SHORT EXERCISE
What you return should match every record exactly, with the images removed.

A block of data:
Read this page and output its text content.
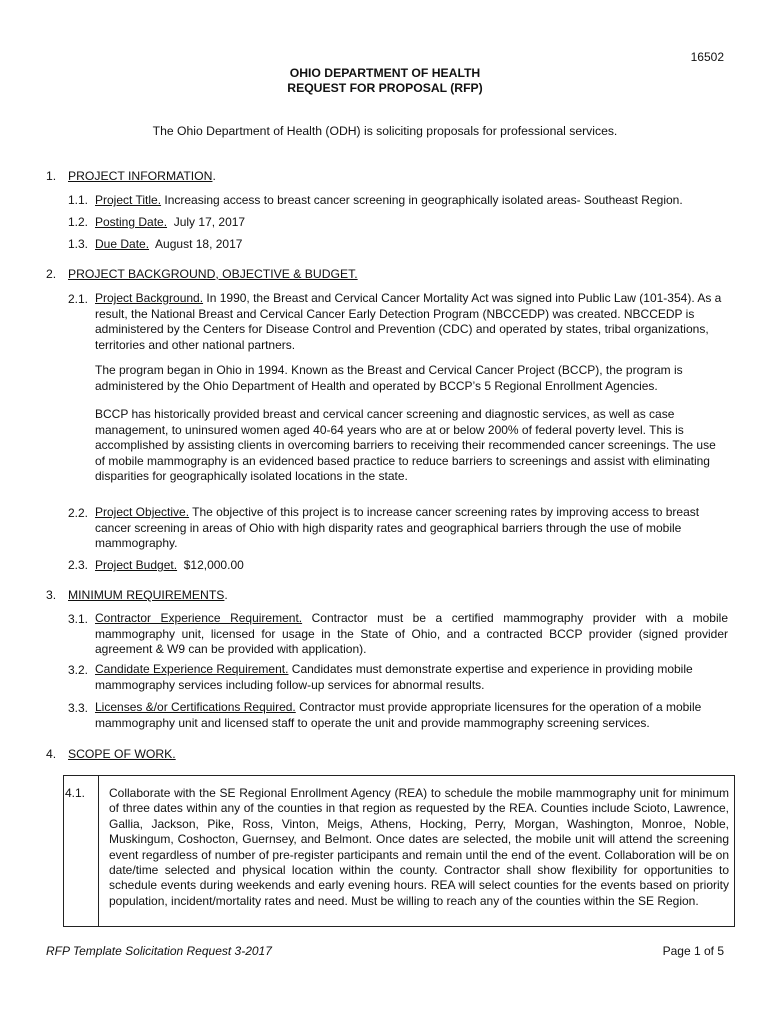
16502
OHIO DEPARTMENT OF HEALTH
REQUEST FOR PROPOSAL (RFP)
The Ohio Department of Health (ODH) is soliciting proposals for professional services.
1. PROJECT INFORMATION.
1.1. Project Title. Increasing access to breast cancer screening in geographically isolated areas- Southeast Region.
1.2. Posting Date.  July 17, 2017
1.3. Due Date.  August 18, 2017
2. PROJECT BACKGROUND, OBJECTIVE & BUDGET.
2.1. Project Background. In 1990, the Breast and Cervical Cancer Mortality Act was signed into Public Law (101-354). As a result, the National Breast and Cervical Cancer Early Detection Program (NBCCEDP) was created. NBCCEDP is administered by the Centers for Disease Control and Prevention (CDC) and operated by states, tribal organizations, territories and other national partners.

The program began in Ohio in 1994. Known as the Breast and Cervical Cancer Project (BCCP), the program is administered by the Ohio Department of Health and operated by BCCP’s 5 Regional Enrollment Agencies.

BCCP has historically provided breast and cervical cancer screening and diagnostic services, as well as case management, to uninsured women aged 40-64 years who are at or below 200% of federal poverty level. This is accomplished by assisting clients in overcoming barriers to receiving their recommended cancer screenings. The use of mobile mammography is an evidenced based practice to reduce barriers to screenings and assist with eliminating disparities for geographically isolated locations in the state.

2.2. Project Objective. The objective of this project is to increase cancer screening rates by improving access to breast cancer screening in areas of Ohio with high disparity rates and geographical barriers through the use of mobile mammography.
2.3. Project Budget.  $12,000.00
3. MINIMUM REQUIREMENTS.
3.1. Contractor Experience Requirement. Contractor must be a certified mammography provider with a mobile mammography unit, licensed for usage in the State of Ohio, and a contracted BCCP provider (signed provider agreement & W9 can be provided with application).
3.2. Candidate Experience Requirement. Candidates must demonstrate expertise and experience in providing mobile mammography services including follow-up services for abnormal results.
3.3. Licenses &/or Certifications Required. Contractor must provide appropriate licensures for the operation of a mobile mammography unit and licensed staff to operate the unit and provide mammography screening services.
4. SCOPE OF WORK.
4.1. Collaborate with the SE Regional Enrollment Agency (REA) to schedule the mobile mammography unit for minimum of three dates within any of the counties in that region as requested by the REA. Counties include Scioto, Lawrence, Gallia, Jackson, Pike, Ross, Vinton, Meigs, Athens, Hocking, Perry, Morgan, Washington, Monroe, Noble, Muskingum, Coshocton, Guernsey, and Belmont. Once dates are selected, the mobile unit will attend the screening event regardless of number of pre-register participants and remain until the end of the event. Collaboration will be on date/time selected and physical location within the county. Contractor shall show flexibility for opportunities to schedule events during weekends and early evening hours. REA will select counties for the events based on priority population, incident/mortality rates and need. Must be willing to reach any of the counties within the SE Region.
RFP Template Solicitation Request 3-2017	Page 1 of 5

COMPLETE OUTPUT
Read this page and output its text content.
16502
OHIO DEPARTMENT OF HEALTH
REQUEST FOR PROPOSAL (RFP)
The Ohio Department of Health (ODH) is soliciting proposals for professional services.
1. PROJECT INFORMATION.
1.1. Project Title. Increasing access to breast cancer screening in geographically isolated areas- Southeast Region.
1.2. Posting Date.  July 17, 2017
1.3. Due Date.  August 18, 2017
2. PROJECT BACKGROUND, OBJECTIVE & BUDGET.
2.1. Project Background. In 1990, the Breast and Cervical Cancer Mortality Act was signed into Public Law (101-354). As a result, the National Breast and Cervical Cancer Early Detection Program (NBCCEDP) was created. NBCCEDP is administered by the Centers for Disease Control and Prevention (CDC) and operated by states, tribal organizations, territories and other national partners.

The program began in Ohio in 1994. Known as the Breast and Cervical Cancer Project (BCCP), the program is administered by the Ohio Department of Health and operated by BCCP’s 5 Regional Enrollment Agencies.

BCCP has historically provided breast and cervical cancer screening and diagnostic services, as well as case management, to uninsured women aged 40-64 years who are at or below 200% of federal poverty level. This is accomplished by assisting clients in overcoming barriers to receiving their recommended cancer screenings. The use of mobile mammography is an evidenced based practice to reduce barriers to screenings and assist with eliminating disparities for geographically isolated locations in the state.

2.2. Project Objective. The objective of this project is to increase cancer screening rates by improving access to breast cancer screening in areas of Ohio with high disparity rates and geographical barriers through the use of mobile mammography.
2.3. Project Budget.  $12,000.00
3. MINIMUM REQUIREMENTS.
3.1. Contractor Experience Requirement. Contractor must be a certified mammography provider with a mobile mammography unit, licensed for usage in the State of Ohio, and a contracted BCCP provider (signed provider agreement & W9 can be provided with application).
3.2. Candidate Experience Requirement. Candidates must demonstrate expertise and experience in providing mobile mammography services including follow-up services for abnormal results.
3.3. Licenses &/or Certifications Required. Contractor must provide appropriate licensures for the operation of a mobile mammography unit and licensed staff to operate the unit and provide mammography screening services.
4. SCOPE OF WORK.
4.1. Collaborate with the SE Regional Enrollment Agency (REA) to schedule the mobile mammography unit for minimum of three dates within any of the counties in that region as requested by the REA. Counties include Scioto, Lawrence, Gallia, Jackson, Pike, Ross, Vinton, Meigs, Athens, Hocking, Perry, Morgan, Washington, Monroe, Noble, Muskingum, Coshocton, Guernsey, and Belmont. Once dates are selected, the mobile unit will attend the screening event regardless of number of pre-register participants and remain until the end of the event. Collaboration will be on date/time selected and physical location within the county. Contractor shall show flexibility for opportunities to schedule events during weekends and early evening hours. REA will select counties for the events based on priority population, incident/mortality rates and need. Must be willing to reach any of the counties within the SE Region.
RFP Template Solicitation Request 3-2017	Page 1 of 5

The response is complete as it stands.